Copy every entry exactly.

Rows from a dataset
[START]
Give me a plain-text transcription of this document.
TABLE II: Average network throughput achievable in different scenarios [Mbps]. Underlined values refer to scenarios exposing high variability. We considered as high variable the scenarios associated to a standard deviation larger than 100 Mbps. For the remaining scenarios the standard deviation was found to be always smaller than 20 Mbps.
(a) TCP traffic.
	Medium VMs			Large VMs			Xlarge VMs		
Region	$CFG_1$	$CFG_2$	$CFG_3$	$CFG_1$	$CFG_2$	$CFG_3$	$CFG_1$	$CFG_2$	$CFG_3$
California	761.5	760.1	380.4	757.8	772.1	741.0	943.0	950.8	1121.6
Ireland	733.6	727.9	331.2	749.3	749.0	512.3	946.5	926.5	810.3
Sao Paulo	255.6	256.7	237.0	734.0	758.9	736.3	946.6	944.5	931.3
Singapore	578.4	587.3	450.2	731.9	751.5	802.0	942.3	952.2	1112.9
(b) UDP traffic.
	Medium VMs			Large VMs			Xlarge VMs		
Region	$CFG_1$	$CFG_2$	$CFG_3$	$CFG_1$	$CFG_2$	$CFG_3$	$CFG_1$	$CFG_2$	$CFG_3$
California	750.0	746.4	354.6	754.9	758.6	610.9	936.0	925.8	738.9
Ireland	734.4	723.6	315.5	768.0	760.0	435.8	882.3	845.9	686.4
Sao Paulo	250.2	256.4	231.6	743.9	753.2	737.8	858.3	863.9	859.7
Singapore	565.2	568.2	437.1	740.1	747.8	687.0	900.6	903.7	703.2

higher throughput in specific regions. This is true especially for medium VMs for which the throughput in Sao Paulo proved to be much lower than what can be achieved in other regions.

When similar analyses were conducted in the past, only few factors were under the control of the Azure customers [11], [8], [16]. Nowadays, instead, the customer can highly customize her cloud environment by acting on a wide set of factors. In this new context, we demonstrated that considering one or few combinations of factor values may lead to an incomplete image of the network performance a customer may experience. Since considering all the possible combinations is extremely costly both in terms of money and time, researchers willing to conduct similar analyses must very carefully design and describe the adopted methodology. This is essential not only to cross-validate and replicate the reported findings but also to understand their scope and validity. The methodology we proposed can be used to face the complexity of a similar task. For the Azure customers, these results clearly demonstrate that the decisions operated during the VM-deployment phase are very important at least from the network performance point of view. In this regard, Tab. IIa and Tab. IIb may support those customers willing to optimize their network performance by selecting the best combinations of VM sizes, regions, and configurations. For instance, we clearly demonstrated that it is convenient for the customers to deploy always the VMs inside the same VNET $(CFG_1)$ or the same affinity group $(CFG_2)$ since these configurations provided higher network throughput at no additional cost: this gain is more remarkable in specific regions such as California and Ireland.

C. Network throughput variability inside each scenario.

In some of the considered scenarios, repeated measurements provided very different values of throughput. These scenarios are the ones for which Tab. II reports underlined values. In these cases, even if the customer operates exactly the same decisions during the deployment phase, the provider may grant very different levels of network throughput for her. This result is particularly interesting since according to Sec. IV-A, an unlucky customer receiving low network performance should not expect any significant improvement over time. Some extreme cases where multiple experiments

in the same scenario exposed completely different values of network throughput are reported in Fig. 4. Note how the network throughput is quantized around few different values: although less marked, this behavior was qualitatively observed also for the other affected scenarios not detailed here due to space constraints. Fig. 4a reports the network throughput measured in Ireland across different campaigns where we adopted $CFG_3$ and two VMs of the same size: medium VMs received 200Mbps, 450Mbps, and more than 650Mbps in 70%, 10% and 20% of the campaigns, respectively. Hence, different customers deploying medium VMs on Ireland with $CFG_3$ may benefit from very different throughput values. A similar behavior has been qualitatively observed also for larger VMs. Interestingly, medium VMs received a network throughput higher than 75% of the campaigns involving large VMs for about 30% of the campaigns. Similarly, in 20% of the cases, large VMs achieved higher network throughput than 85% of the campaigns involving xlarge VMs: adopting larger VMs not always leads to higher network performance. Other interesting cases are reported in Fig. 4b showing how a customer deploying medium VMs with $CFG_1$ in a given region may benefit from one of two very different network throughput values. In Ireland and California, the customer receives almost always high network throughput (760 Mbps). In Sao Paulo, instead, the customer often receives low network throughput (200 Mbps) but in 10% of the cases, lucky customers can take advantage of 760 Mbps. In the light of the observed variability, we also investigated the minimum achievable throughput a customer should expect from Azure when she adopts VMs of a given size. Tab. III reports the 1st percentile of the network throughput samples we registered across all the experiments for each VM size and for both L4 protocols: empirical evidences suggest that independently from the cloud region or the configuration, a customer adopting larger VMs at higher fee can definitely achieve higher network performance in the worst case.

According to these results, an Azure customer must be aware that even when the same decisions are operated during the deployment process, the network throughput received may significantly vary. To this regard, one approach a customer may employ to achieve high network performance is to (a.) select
[END]
— Exercise answer —
Give me a plain-text transcription of this document.
TABLE II: Average network throughput achievable in different scenarios [Mbps]. Underlined values refer to scenarios exposing high variability. We considered as high variable the scenarios associated to a standard deviation larger than 100 Mbps. For the remaining scenarios the standard deviation was found to be always smaller than 20 Mbps.
(a) TCP traffic.
	Medium VMs			Large VMs			Xlarge VMs		
Region	$CFG_1$	$CFG_2$	$CFG_3$	$CFG_1$	$CFG_2$	$CFG_3$	$CFG_1$	$CFG_2$	$CFG_3$
California	761.5	760.1	380.4	757.8	772.1	741.0	943.0	950.8	1121.6
Ireland	733.6	727.9	331.2	749.3	749.0	512.3	946.5	926.5	810.3
Sao Paulo	255.6	256.7	237.0	734.0	758.9	736.3	946.6	944.5	931.3
Singapore	578.4	587.3	450.2	731.9	751.5	802.0	942.3	952.2	1112.9
(b) UDP traffic.
	Medium VMs			Large VMs			Xlarge VMs		
Region	$CFG_1$	$CFG_2$	$CFG_3$	$CFG_1$	$CFG_2$	$CFG_3$	$CFG_1$	$CFG_2$	$CFG_3$
California	750.0	746.4	354.6	754.9	758.6	610.9	936.0	925.8	738.9
Ireland	734.4	723.6	315.5	768.0	760.0	435.8	882.3	845.9	686.4
Sao Paulo	250.2	256.4	231.6	743.9	753.2	737.8	858.3	863.9	859.7
Singapore	565.2	568.2	437.1	740.1	747.8	687.0	900.6	903.7	703.2

higher throughput in specific regions. This is true especially for medium VMs for which the throughput in Sao Paulo proved to be much lower than what can be achieved in other regions.

When similar analyses were conducted in the past, only few factors were under the control of the Azure customers [11], [8], [16]. Nowadays, instead, the customer can highly customize her cloud environment by acting on a wide set of factors. In this new context, we demonstrated that considering one or few combinations of factor values may lead to an incomplete image of the network performance a customer may experience. Since considering all the possible combinations is extremely costly both in terms of money and time, researchers willing to conduct similar analyses must very carefully design and describe the adopted methodology. This is essential not only to cross-validate and replicate the reported findings but also to understand their scope and validity. The methodology we proposed can be used to face the complexity of a similar task. For the Azure customers, these results clearly demonstrate that the decisions operated during the VM-deployment phase are very important at least from the network performance point of view. In this regard, Tab. IIa and Tab. IIb may support those customers willing to optimize their network performance by selecting the best combinations of VM sizes, regions, and configurations. For instance, we clearly demonstrated that it is convenient for the customers to deploy always the VMs inside the same VNET $(CFG_1)$ or the same affinity group $(CFG_2)$ since these configurations provided higher network throughput at no additional cost: this gain is more remarkable in specific regions such as California and Ireland.

C. Network throughput variability inside each scenario.

In some of the considered scenarios, repeated measurements provided very different values of throughput. These scenarios are the ones for which Tab. II reports underlined values. In these cases, even if the customer operates exactly the same decisions during the deployment phase, the provider may grant very different levels of network throughput for her. This result is particularly interesting since according to Sec. IV-A, an unlucky customer receiving low network performance should not expect any significant improvement over time. Some extreme cases where multiple experiments

in the same scenario exposed completely different values of network throughput are reported in Fig. 4. Note how the network throughput is quantized around few different values: although less marked, this behavior was qualitatively observed also for the other affected scenarios not detailed here due to space constraints. Fig. 4a reports the network throughput measured in Ireland across different campaigns where we adopted $CFG_3$ and two VMs of the same size: medium VMs received 200Mbps, 450Mbps, and more than 650Mbps in 70%, 10% and 20% of the campaigns, respectively. Hence, different customers deploying medium VMs on Ireland with $CFG_3$ may benefit from very different throughput values. A similar behavior has been qualitatively observed also for larger VMs. Interestingly, medium VMs received a network throughput higher than 75% of the campaigns involving large VMs for about 30% of the campaigns. Similarly, in 20% of the cases, large VMs achieved higher network throughput than 85% of the campaigns involving xlarge VMs: adopting larger VMs not always leads to higher network performance. Other interesting cases are reported in Fig. 4b showing how a customer deploying medium VMs with $CFG_1$ in a given region may benefit from one of two very different network throughput values. In Ireland and California, the customer receives almost always high network throughput (760 Mbps). In Sao Paulo, instead, the customer often receives low network throughput (200 Mbps) but in 10% of the cases, lucky customers can take advantage of 760 Mbps. In the light of the observed variability, we also investigated the minimum achievable throughput a customer should expect from Azure when she adopts VMs of a given size. Tab. III reports the 1st percentile of the network throughput samples we registered across all the experiments for each VM size and for both L4 protocols: empirical evidences suggest that independently from the cloud region or the configuration, a customer adopting larger VMs at higher fee can definitely achieve higher network performance in the worst case.

According to these results, an Azure customer must be aware that even when the same decisions are operated during the deployment process, the network throughput received may significantly vary. To this regard, one approach a customer may employ to achieve high network performance is to (a.) select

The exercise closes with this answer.